Supplied information ▸
-------

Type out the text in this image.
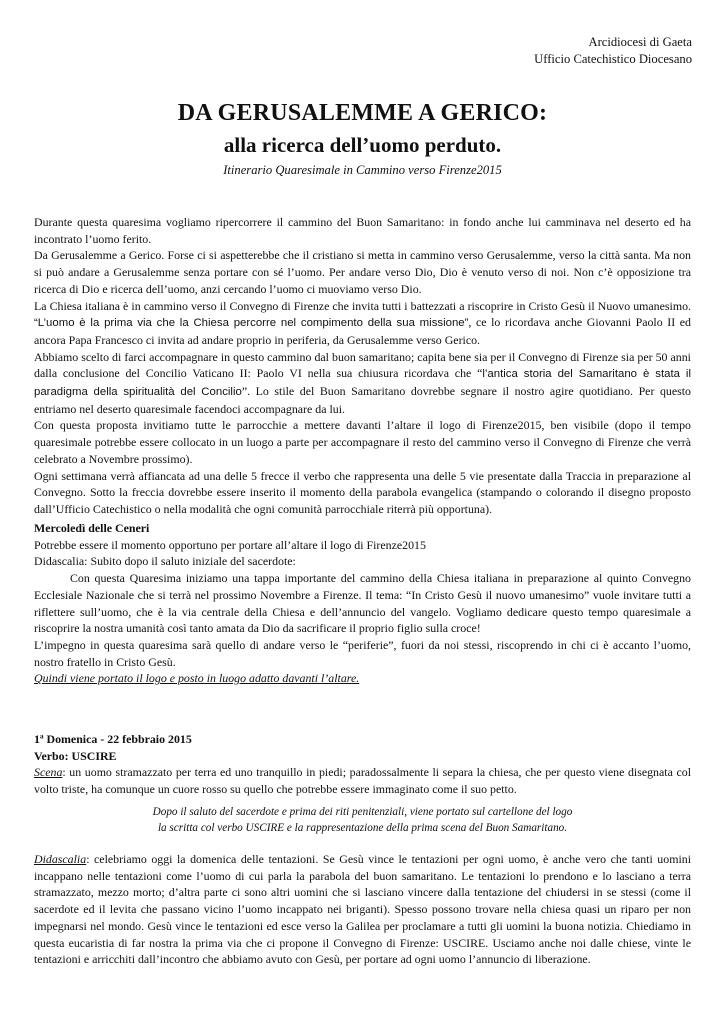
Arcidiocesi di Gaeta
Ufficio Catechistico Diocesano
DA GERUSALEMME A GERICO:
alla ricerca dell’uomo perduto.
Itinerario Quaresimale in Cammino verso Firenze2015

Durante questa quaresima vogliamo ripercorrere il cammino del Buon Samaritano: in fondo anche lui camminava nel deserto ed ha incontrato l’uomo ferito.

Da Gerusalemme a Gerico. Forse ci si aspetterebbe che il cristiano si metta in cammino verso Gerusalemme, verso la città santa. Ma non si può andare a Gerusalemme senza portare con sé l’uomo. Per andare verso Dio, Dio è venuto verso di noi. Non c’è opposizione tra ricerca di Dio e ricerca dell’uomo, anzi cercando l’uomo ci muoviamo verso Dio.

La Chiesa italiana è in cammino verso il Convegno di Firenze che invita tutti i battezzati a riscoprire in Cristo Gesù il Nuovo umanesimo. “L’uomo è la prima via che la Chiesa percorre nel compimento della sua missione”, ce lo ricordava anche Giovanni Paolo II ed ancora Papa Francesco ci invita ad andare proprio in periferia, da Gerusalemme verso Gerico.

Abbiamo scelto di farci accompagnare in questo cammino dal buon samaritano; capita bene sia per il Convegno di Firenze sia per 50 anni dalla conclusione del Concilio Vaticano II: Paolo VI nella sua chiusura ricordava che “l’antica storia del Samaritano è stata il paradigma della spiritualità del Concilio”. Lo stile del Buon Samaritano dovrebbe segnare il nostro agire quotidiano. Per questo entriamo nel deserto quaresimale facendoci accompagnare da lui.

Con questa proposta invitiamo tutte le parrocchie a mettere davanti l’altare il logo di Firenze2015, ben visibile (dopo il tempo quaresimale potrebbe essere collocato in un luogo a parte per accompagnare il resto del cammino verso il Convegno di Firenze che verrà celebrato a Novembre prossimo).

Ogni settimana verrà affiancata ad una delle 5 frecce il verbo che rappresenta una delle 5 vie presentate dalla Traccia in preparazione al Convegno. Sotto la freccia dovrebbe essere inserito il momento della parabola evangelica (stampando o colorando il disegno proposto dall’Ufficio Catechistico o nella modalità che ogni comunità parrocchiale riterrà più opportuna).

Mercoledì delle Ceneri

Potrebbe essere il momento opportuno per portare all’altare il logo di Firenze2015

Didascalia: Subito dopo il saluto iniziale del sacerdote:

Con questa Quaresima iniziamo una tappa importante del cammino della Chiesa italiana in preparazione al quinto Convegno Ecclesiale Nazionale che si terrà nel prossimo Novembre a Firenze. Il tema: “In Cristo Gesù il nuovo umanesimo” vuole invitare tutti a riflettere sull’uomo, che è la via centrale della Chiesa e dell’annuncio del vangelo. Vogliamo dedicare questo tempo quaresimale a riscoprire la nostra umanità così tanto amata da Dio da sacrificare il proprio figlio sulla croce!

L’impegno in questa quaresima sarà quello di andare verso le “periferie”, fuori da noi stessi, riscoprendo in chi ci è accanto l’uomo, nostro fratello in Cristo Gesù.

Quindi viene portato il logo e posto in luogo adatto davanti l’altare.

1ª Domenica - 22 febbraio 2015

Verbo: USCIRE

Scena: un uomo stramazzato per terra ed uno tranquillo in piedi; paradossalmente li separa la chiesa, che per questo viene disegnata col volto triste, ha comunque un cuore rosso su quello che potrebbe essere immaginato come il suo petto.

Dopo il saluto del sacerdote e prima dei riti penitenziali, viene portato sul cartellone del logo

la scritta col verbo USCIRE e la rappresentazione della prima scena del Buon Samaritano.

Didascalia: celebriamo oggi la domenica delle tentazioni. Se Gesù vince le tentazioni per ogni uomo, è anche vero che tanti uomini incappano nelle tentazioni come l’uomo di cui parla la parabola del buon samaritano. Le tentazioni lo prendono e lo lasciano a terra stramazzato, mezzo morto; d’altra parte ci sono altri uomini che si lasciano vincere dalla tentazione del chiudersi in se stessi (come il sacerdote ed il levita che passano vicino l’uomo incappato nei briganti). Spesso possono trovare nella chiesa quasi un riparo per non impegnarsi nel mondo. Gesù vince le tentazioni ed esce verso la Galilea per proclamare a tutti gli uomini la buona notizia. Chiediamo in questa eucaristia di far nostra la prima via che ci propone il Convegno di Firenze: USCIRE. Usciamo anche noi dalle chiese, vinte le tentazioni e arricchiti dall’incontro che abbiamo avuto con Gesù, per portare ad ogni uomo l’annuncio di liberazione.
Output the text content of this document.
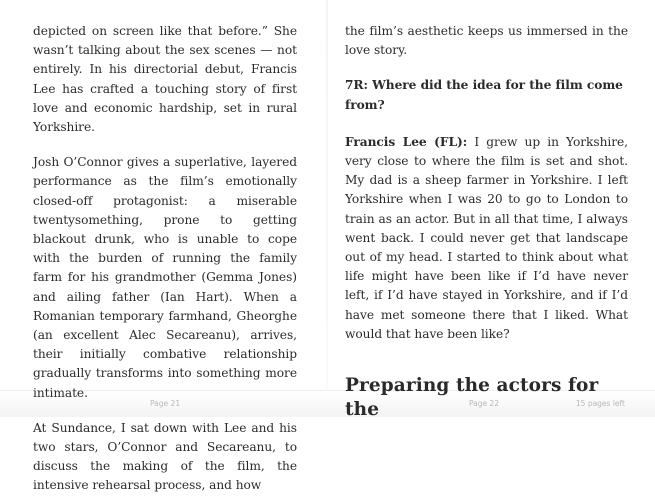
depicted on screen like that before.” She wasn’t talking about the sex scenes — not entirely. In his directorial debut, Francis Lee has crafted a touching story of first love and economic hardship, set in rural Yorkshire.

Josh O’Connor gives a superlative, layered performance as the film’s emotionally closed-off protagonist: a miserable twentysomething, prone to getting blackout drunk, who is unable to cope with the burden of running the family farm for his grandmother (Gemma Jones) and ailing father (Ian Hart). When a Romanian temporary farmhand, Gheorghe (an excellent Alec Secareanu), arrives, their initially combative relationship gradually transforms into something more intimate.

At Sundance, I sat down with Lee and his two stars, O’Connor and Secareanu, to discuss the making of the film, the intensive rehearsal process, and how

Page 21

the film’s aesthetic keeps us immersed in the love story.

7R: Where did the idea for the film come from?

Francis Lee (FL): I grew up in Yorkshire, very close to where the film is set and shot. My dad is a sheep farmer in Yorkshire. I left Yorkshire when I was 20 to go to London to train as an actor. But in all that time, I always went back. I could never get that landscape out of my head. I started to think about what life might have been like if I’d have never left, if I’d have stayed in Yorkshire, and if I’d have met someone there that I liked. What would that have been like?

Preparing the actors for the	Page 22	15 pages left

-------

Written task ▸
Check every line of the records above for the string "saluto" and say how many contain it, giving the number alone.

Reply to the task ▸
2